* [Information given]:
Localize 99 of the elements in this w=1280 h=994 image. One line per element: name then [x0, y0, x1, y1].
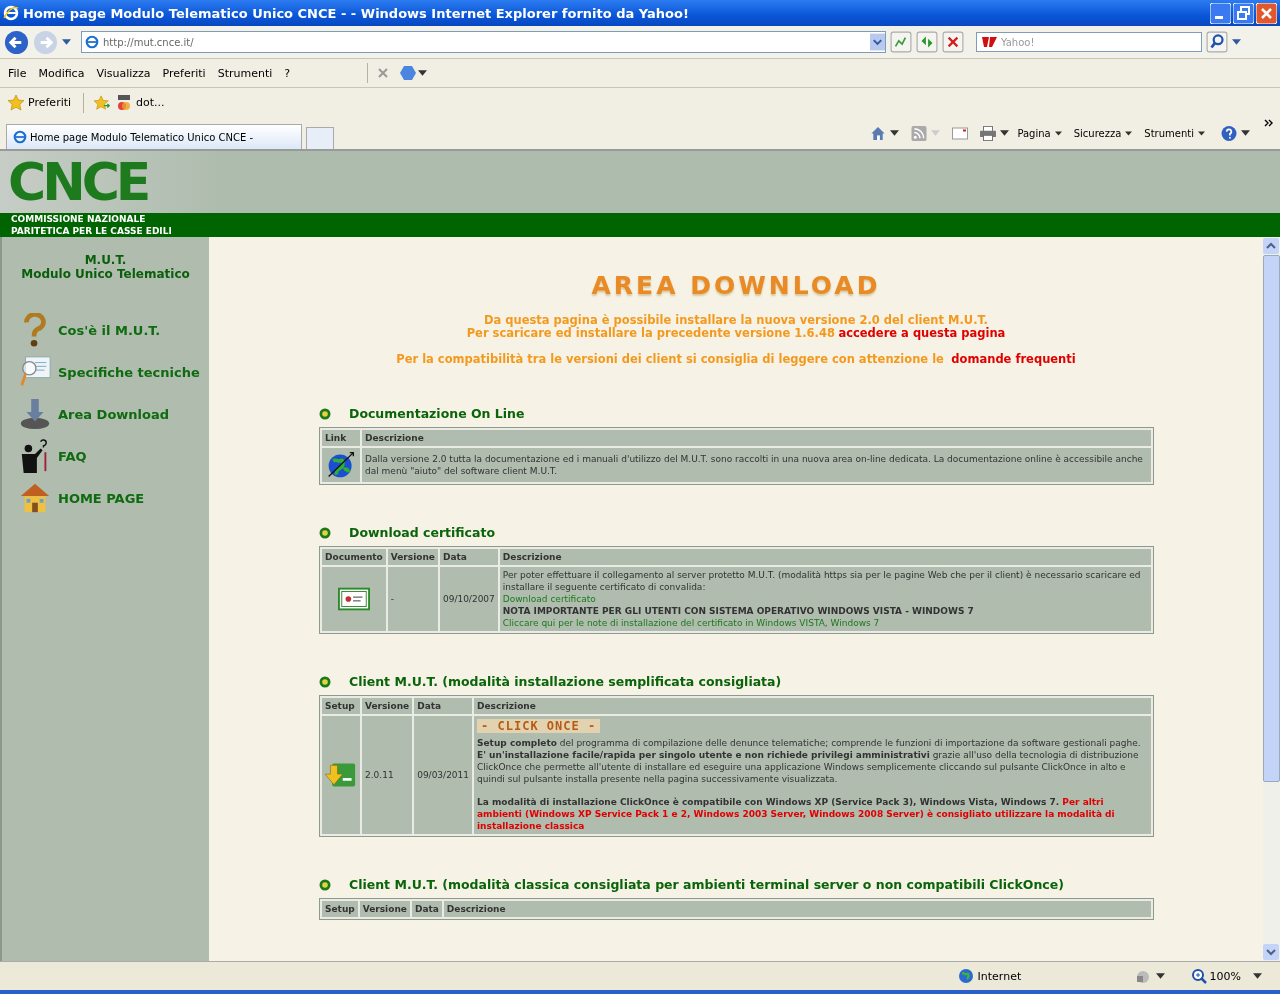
bullet-icon [319, 407, 331, 420]
back-icon[interactable] [4, 29, 29, 55]
search-icon[interactable] [1206, 31, 1228, 53]
table-cell: 09/10/2007 [439, 567, 498, 631]
column-header: Versione [362, 698, 413, 714]
favorite-link[interactable]: dot... [114, 92, 167, 113]
command-menu[interactable]: Pagina [1013, 125, 1066, 141]
caret-icon [1125, 130, 1133, 136]
dropdown-icon[interactable] [62, 39, 71, 45]
description-text: E' un'installazione facile/rapida per singolo utente e non richiede privilegi amministrativi grazie all'uso della tecnologia di distribuzione ClickOnce che permette all'utente di installare ed eseguire una applicazione Windows semplicemente cliccando sul pulsante ClickOnce in alto e quindi sul pulsante installa presente nella pagina successivamente visualizzata. [477, 749, 1140, 785]
search-provider-icon [982, 37, 998, 47]
compatibility-note: La modalità di installazione ClickOnce è compatibile con Windows XP (Service Pack 3), Windows Vista, Windows 7. Per altri ambienti (Windows XP Service Pack 1 e 2, Windows 2003 Server, Windows 2008 Server) è consigliato utilizzare la modalità di installazione classica [477, 796, 1116, 832]
globe-icon [957, 968, 974, 984]
sidebar-title: M.U.T. [84, 253, 127, 267]
column-header: Data [411, 901, 442, 917]
menu-item[interactable]: File [3, 64, 32, 82]
menu-item[interactable]: Modifica [33, 64, 90, 82]
home-icon[interactable] [870, 125, 887, 141]
browser-tab[interactable]: Home page Modulo Telematico Unico CNCE - [6, 124, 302, 149]
help-icon[interactable] [1221, 125, 1237, 141]
important-note: NOTA IMPORTANTE PER GLI UTENTI CON SISTEMA OPERATIVO WINDOWS VISTA - WINDOWS 7 [502, 605, 975, 617]
sidebar-title: Modulo Unico Telematico [21, 267, 190, 281]
text-link[interactable]: domande frequenti [951, 352, 1076, 366]
restore-icon[interactable] [1233, 2, 1254, 24]
browser-logo-icon [3, 5, 19, 21]
menu-item[interactable]: Strumenti [212, 64, 278, 82]
caret-icon [1198, 130, 1205, 136]
scroll-down-icon[interactable] [1263, 944, 1279, 960]
compatibility-note: Per la compatibilità tra le versioni dei client si consiglia di leggere con attenzione le domande frequenti [395, 353, 1077, 366]
menu-item[interactable]: ? [279, 64, 296, 82]
description-text: Dalla versione 2.0 tutta la documentazione ed i manuali d'utilizzo del M.U.T. sono raccolti in una nuova area on-line dedicata. La documentazione online è accessibile anche dal menù "aiuto" del software client M.U.T. [365, 453, 1144, 477]
organization-name: COMMISSIONE NAZIONALE [11, 213, 147, 225]
intro-text: Da questa pagina è possibile installare la nuova versione 2.0 del client M.U.T. [483, 314, 988, 327]
dropdown-icon[interactable] [1253, 973, 1262, 979]
compatibility-icon[interactable] [890, 31, 912, 53]
column-header: Data [439, 549, 498, 565]
window-title: Home page Modulo Telematico Unico CNCE - - Windows Internet Explorer fornito da Yahoo! [23, 5, 690, 21]
description-text: Per poter effettuare il collegamento al server protetto M.U.T. (modalità https sia per le pagine Web che per il client) è necessario scaricare ed installare il seguente certificato di convalida: [502, 569, 1142, 593]
menu-item[interactable]: Preferiti [157, 64, 211, 82]
dropdown-icon[interactable] [870, 33, 885, 51]
bullet-icon [319, 878, 331, 891]
bullet-icon [319, 675, 331, 688]
section-title: Client M.U.T. (modalità installazione semplificata consigliata) [349, 674, 782, 689]
scrollbar[interactable] [1263, 237, 1280, 961]
command-menu[interactable]: Strumenti [1140, 125, 1209, 141]
feed-icon[interactable] [911, 125, 928, 141]
intro-text: Per scaricare ed installare la precedente versione 1.6.48 accedere a questa pagina [465, 327, 1007, 340]
refresh-icon[interactable] [916, 31, 938, 53]
section-title: Download certificato [349, 525, 495, 540]
menu-item[interactable]: Visualizza [91, 64, 156, 82]
minimize-icon[interactable] [1210, 2, 1231, 24]
zoom-icon [1190, 968, 1207, 984]
caret-icon [1054, 130, 1062, 136]
column-header: Documento [322, 549, 386, 565]
column-header: Versione [359, 901, 410, 917]
section-title: Client M.U.T. (modalità classica consigliata per ambienti terminal server o non compatibili ClickOnce) [349, 877, 1064, 892]
favorites-button[interactable]: Preferiti [6, 92, 74, 113]
search-field[interactable]: Yahoo! [976, 32, 1202, 52]
dropdown-icon[interactable] [890, 130, 900, 136]
close-icon[interactable] [378, 68, 389, 78]
dropdown-icon[interactable] [1232, 39, 1241, 45]
column-header: Link [322, 430, 360, 446]
scrollbar-thumb[interactable] [1263, 255, 1280, 782]
dropdown-icon[interactable] [418, 70, 428, 76]
text-link[interactable]: accedere a questa pagina [838, 326, 1006, 340]
description-text: Setup completo del programma di compilazione delle denunce telematiche; comprende le funzioni di importazione da software gestionali paghe. [477, 737, 1142, 749]
page-title: AREA DOWNLOAD [590, 271, 882, 300]
zoom-control[interactable]: 100% [1184, 967, 1247, 985]
dropdown-icon[interactable] [1155, 973, 1165, 979]
column-header: Setup [322, 698, 360, 714]
download-arrow-icon[interactable] [18, 397, 52, 431]
page-icon [85, 35, 99, 49]
column-header: Versione [387, 549, 438, 565]
page-icon [13, 130, 27, 144]
dropdown-icon[interactable] [1241, 130, 1250, 136]
command-menu[interactable]: Sicurezza [1069, 125, 1137, 141]
organization-name: PARITETICA PER LE CASSE EDILI [11, 225, 173, 237]
table-cell: 2.0.11 [362, 716, 413, 834]
star-icon [8, 94, 24, 111]
column-header: Descrizione [499, 549, 1151, 565]
print-icon[interactable] [980, 125, 997, 141]
table-cell: 09/03/2011 [414, 716, 473, 834]
column-header: Data [414, 698, 473, 714]
stop-icon[interactable] [942, 31, 964, 53]
table-cell: - [387, 567, 438, 631]
column-header: Descrizione [362, 430, 1151, 446]
site-icon [116, 94, 133, 111]
dropdown-icon[interactable] [1000, 130, 1010, 136]
column-header: Descrizione [443, 901, 1151, 917]
add-favorite-icon[interactable] [94, 94, 111, 111]
section-title: Documentazione On Line [349, 406, 525, 421]
chevron-icon[interactable] [1264, 119, 1274, 127]
security-zone: Internet [957, 968, 1128, 984]
scroll-up-icon[interactable] [1263, 238, 1279, 254]
column-header: Descrizione [474, 698, 1151, 714]
address-field[interactable]: http://mut.cnce.it/ [81, 31, 886, 53]
mail-icon[interactable] [952, 125, 969, 141]
bullet-icon [319, 526, 331, 539]
column-header: Setup [322, 901, 358, 917]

* [Prompt]: Can you reproduce every line of the records above verbatim, leaving out the pictures?

* [Solution for this exercise]:
Localize 99 of the elements in this w=1280 h=994 image. One line per element: name then [x0, y0, x1, y1].
bullet-icon [319, 407, 331, 420]
back-icon[interactable] [4, 29, 29, 55]
search-icon[interactable] [1206, 31, 1228, 53]
table-cell: 09/10/2007 [439, 567, 498, 631]
column-header: Versione [362, 698, 413, 714]
favorite-link[interactable]: dot... [114, 92, 167, 113]
command-menu[interactable]: Pagina [1013, 125, 1066, 141]
caret-icon [1125, 130, 1133, 136]
dropdown-icon[interactable] [62, 39, 71, 45]
description-text: E' un'installazione facile/rapida per singolo utente e non richiede privilegi amministrativi grazie all'uso della tecnologia di distribuzione ClickOnce che permette all'utente di installare ed eseguire una applicazione Windows semplicemente cliccando sul pulsante ClickOnce in alto e quindi sul pulsante installa presente nella pagina successivamente visualizzata. [477, 749, 1140, 785]
search-provider-icon [982, 37, 998, 47]
compatibility-note: La modalità di installazione ClickOnce è compatibile con Windows XP (Service Pack 3), Windows Vista, Windows 7. Per altri ambienti (Windows XP Service Pack 1 e 2, Windows 2003 Server, Windows 2008 Server) è consigliato utilizzare la modalità di installazione classica [477, 796, 1116, 832]
globe-icon [957, 968, 974, 984]
sidebar-title: M.U.T. [84, 253, 127, 267]
column-header: Data [411, 901, 442, 917]
menu-item[interactable]: File [3, 64, 32, 82]
menu-item[interactable]: Modifica [33, 64, 90, 82]
home-icon[interactable] [870, 125, 887, 141]
browser-tab[interactable]: Home page Modulo Telematico Unico CNCE - [6, 124, 302, 149]
help-icon[interactable] [1221, 125, 1237, 141]
important-note: NOTA IMPORTANTE PER GLI UTENTI CON SISTEMA OPERATIVO WINDOWS VISTA - WINDOWS 7 [502, 605, 975, 617]
sidebar-title: Modulo Unico Telematico [21, 267, 190, 281]
text-link[interactable]: domande frequenti [951, 352, 1076, 366]
restore-icon[interactable] [1233, 2, 1254, 24]
browser-logo-icon [3, 5, 19, 21]
menu-item[interactable]: Strumenti [212, 64, 278, 82]
caret-icon [1198, 130, 1205, 136]
scroll-down-icon[interactable] [1263, 944, 1279, 960]
compatibility-note: Per la compatibilità tra le versioni dei client si consiglia di leggere con attenzione le domande frequenti [395, 353, 1077, 366]
menu-item[interactable]: ? [279, 64, 296, 82]
description-text: Dalla versione 2.0 tutta la documentazione ed i manuali d'utilizzo del M.U.T. sono raccolti in una nuova area on-line dedicata. La documentazione online è accessibile anche dal menù "aiuto" del software client M.U.T. [365, 453, 1144, 477]
organization-name: COMMISSIONE NAZIONALE [11, 213, 147, 225]
intro-text: Da questa pagina è possibile installare la nuova versione 2.0 del client M.U.T. [483, 314, 988, 327]
dropdown-icon[interactable] [1253, 973, 1262, 979]
compatibility-icon[interactable] [890, 31, 912, 53]
column-header: Data [439, 549, 498, 565]
window-title: Home page Modulo Telematico Unico CNCE - - Windows Internet Explorer fornito da Yahoo! [23, 5, 690, 21]
description-text: Per poter effettuare il collegamento al server protetto M.U.T. (modalità https sia per le pagine Web che per il client) è necessario scaricare ed installare il seguente certificato di convalida: [502, 569, 1142, 593]
menu-item[interactable]: Preferiti [157, 64, 211, 82]
dropdown-icon[interactable] [870, 33, 885, 51]
bullet-icon [319, 878, 331, 891]
bullet-icon [319, 675, 331, 688]
section-title: Client M.U.T. (modalità installazione semplificata consigliata) [349, 674, 782, 689]
scrollbar[interactable] [1263, 237, 1280, 961]
command-menu[interactable]: Strumenti [1140, 125, 1209, 141]
feed-icon[interactable] [911, 125, 928, 141]
intro-text: Per scaricare ed installare la precedente versione 1.6.48 accedere a questa pagina [465, 327, 1007, 340]
refresh-icon[interactable] [916, 31, 938, 53]
section-title: Download certificato [349, 525, 495, 540]
menu-item[interactable]: Visualizza [91, 64, 156, 82]
minimize-icon[interactable] [1210, 2, 1231, 24]
zoom-icon [1190, 968, 1207, 984]
caret-icon [1054, 130, 1062, 136]
column-header: Documento [322, 549, 386, 565]
column-header: Versione [359, 901, 410, 917]
section-title: Client M.U.T. (modalità classica consigliata per ambienti terminal server o non compatibili ClickOnce) [349, 877, 1064, 892]
favorites-button[interactable]: Preferiti [6, 92, 74, 113]
search-field[interactable]: Yahoo! [976, 32, 1202, 52]
dropdown-icon[interactable] [890, 130, 900, 136]
close-icon[interactable] [378, 68, 389, 78]
dropdown-icon[interactable] [1232, 39, 1241, 45]
column-header: Link [322, 430, 360, 446]
scrollbar-thumb[interactable] [1263, 255, 1280, 782]
dropdown-icon[interactable] [418, 70, 428, 76]
text-link[interactable]: accedere a questa pagina [838, 326, 1006, 340]
description-text: Setup completo del programma di compilazione delle denunce telematiche; comprende le funzioni di importazione da software gestionali paghe. [477, 737, 1142, 749]
page-title: AREA DOWNLOAD [590, 271, 882, 300]
zoom-control[interactable]: 100% [1184, 967, 1247, 985]
dropdown-icon[interactable] [1155, 973, 1165, 979]
column-header: Setup [322, 698, 360, 714]
download-arrow-icon[interactable] [18, 397, 52, 431]
page-icon [85, 35, 99, 49]
column-header: Versione [387, 549, 438, 565]
page-icon [13, 130, 27, 144]
dropdown-icon[interactable] [1241, 130, 1250, 136]
command-menu[interactable]: Sicurezza [1069, 125, 1137, 141]
organization-name: PARITETICA PER LE CASSE EDILI [11, 225, 173, 237]
table-cell: 2.0.11 [362, 716, 413, 834]
star-icon [8, 94, 24, 111]
column-header: Descrizione [499, 549, 1151, 565]
print-icon[interactable] [980, 125, 997, 141]
table-cell: 09/03/2011 [414, 716, 473, 834]
column-header: Data [414, 698, 473, 714]
stop-icon[interactable] [942, 31, 964, 53]
table-cell: - [387, 567, 438, 631]
column-header: Descrizione [362, 430, 1151, 446]
site-icon [116, 94, 133, 111]
dropdown-icon[interactable] [1000, 130, 1010, 136]
column-header: Descrizione [443, 901, 1151, 917]
add-favorite-icon[interactable] [94, 94, 111, 111]
section-title: Documentazione On Line [349, 406, 525, 421]
chevron-icon[interactable] [1264, 119, 1274, 127]
security-zone: Internet [957, 968, 1128, 984]
scroll-up-icon[interactable] [1263, 238, 1279, 254]
column-header: Descrizione [474, 698, 1151, 714]
address-field[interactable]: http://mut.cnce.it/ [81, 31, 886, 53]
mail-icon[interactable] [952, 125, 969, 141]
bullet-icon [319, 526, 331, 539]
column-header: Setup [322, 901, 358, 917]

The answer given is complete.